• [TASK TO COMPLETE] Print out every line, exactly as written.

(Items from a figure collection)
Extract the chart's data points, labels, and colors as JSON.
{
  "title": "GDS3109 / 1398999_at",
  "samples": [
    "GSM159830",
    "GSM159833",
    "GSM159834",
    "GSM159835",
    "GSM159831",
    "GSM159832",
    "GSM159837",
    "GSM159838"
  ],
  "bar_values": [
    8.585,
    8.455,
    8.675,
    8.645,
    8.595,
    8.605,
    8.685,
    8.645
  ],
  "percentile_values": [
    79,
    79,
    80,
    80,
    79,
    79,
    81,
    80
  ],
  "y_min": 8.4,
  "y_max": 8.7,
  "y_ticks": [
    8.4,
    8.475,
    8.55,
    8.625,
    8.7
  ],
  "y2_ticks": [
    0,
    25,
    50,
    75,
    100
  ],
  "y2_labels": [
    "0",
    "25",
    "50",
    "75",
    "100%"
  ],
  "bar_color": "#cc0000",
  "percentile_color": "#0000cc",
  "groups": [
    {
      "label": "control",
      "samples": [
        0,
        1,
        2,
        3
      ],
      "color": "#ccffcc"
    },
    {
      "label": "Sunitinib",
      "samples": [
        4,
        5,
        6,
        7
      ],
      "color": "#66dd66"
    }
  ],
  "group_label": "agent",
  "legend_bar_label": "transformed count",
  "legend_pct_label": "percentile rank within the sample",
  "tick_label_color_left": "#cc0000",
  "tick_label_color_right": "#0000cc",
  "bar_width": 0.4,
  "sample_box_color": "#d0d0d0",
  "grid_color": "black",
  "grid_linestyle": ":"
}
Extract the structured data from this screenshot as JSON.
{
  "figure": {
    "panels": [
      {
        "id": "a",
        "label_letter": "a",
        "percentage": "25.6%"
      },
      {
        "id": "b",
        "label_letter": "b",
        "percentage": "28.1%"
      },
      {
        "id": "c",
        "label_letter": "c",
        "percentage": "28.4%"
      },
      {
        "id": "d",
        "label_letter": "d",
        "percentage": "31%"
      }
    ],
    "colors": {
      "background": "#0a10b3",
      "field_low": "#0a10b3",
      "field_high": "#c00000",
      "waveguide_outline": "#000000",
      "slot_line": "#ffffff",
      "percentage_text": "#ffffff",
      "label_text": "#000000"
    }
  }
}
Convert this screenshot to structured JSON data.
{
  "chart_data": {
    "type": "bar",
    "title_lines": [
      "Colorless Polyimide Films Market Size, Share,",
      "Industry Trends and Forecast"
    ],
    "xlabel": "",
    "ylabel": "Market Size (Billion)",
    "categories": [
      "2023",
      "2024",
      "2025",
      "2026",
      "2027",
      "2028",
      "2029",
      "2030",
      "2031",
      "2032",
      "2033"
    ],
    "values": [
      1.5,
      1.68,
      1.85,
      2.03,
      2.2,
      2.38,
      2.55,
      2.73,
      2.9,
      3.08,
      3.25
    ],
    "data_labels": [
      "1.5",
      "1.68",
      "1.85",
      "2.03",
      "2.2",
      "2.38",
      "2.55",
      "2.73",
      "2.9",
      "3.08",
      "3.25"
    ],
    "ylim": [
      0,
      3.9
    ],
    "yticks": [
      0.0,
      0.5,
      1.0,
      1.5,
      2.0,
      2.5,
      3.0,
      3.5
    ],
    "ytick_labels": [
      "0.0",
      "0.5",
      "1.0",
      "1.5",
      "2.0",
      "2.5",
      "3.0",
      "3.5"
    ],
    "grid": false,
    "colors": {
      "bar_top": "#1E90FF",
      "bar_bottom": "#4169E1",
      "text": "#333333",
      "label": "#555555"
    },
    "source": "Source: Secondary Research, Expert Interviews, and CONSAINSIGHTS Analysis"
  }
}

• [TASK RESULT]
Extract the chart's data points, labels, and colors as JSON.
{
  "title": "GDS3109 / 1398999_at",
  "samples": [
    "GSM159830",
    "GSM159833",
    "GSM159834",
    "GSM159835",
    "GSM159831",
    "GSM159832",
    "GSM159837",
    "GSM159838"
  ],
  "bar_values": [
    8.585,
    8.455,
    8.675,
    8.645,
    8.595,
    8.605,
    8.685,
    8.645
  ],
  "percentile_values": [
    79,
    79,
    80,
    80,
    79,
    79,
    81,
    80
  ],
  "y_min": 8.4,
  "y_max": 8.7,
  "y_ticks": [
    8.4,
    8.475,
    8.55,
    8.625,
    8.7
  ],
  "y2_ticks": [
    0,
    25,
    50,
    75,
    100
  ],
  "y2_labels": [
    "0",
    "25",
    "50",
    "75",
    "100%"
  ],
  "bar_color": "#cc0000",
  "percentile_color": "#0000cc",
  "groups": [
    {
      "label": "control",
      "samples": [
        0,
        1,
        2,
        3
      ],
      "color": "#ccffcc"
    },
    {
      "label": "Sunitinib",
      "samples": [
        4,
        5,
        6,
        7
      ],
      "color": "#66dd66"
    }
  ],
  "group_label": "agent",
  "legend_bar_label": "transformed count",
  "legend_pct_label": "percentile rank within the sample",
  "tick_label_color_left": "#cc0000",
  "tick_label_color_right": "#0000cc",
  "bar_width": 0.4,
  "sample_box_color": "#d0d0d0",
  "grid_color": "black",
  "grid_linestyle": ":"
}
Extract the structured data from this screenshot as JSON.
{
  "figure": {
    "panels": [
      {
        "id": "a",
        "label_letter": "a",
        "percentage": "25.6%"
      },
      {
        "id": "b",
        "label_letter": "b",
        "percentage": "28.1%"
      },
      {
        "id": "c",
        "label_letter": "c",
        "percentage": "28.4%"
      },
      {
        "id": "d",
        "label_letter": "d",
        "percentage": "31%"
      }
    ],
    "colors": {
      "background": "#0a10b3",
      "field_low": "#0a10b3",
      "field_high": "#c00000",
      "waveguide_outline": "#000000",
      "slot_line": "#ffffff",
      "percentage_text": "#ffffff",
      "label_text": "#000000"
    }
  }
}
Convert this screenshot to structured JSON data.
{
  "chart_data": {
    "type": "bar",
    "title_lines": [
      "Colorless Polyimide Films Market Size, Share,",
      "Industry Trends and Forecast"
    ],
    "xlabel": "",
    "ylabel": "Market Size (Billion)",
    "categories": [
      "2023",
      "2024",
      "2025",
      "2026",
      "2027",
      "2028",
      "2029",
      "2030",
      "2031",
      "2032",
      "2033"
    ],
    "values": [
      1.5,
      1.68,
      1.85,
      2.03,
      2.2,
      2.38,
      2.55,
      2.73,
      2.9,
      3.08,
      3.25
    ],
    "data_labels": [
      "1.5",
      "1.68",
      "1.85",
      "2.03",
      "2.2",
      "2.38",
      "2.55",
      "2.73",
      "2.9",
      "3.08",
      "3.25"
    ],
    "ylim": [
      0,
      3.9
    ],
    "yticks": [
      0.0,
      0.5,
      1.0,
      1.5,
      2.0,
      2.5,
      3.0,
      3.5
    ],
    "ytick_labels": [
      "0.0",
      "0.5",
      "1.0",
      "1.5",
      "2.0",
      "2.5",
      "3.0",
      "3.5"
    ],
    "grid": false,
    "colors": {
      "bar_top": "#1E90FF",
      "bar_bottom": "#4169E1",
      "text": "#333333",
      "label": "#555555"
    },
    "source": "Source: Secondary Research, Expert Interviews, and CONSAINSIGHTS Analysis"
  }
}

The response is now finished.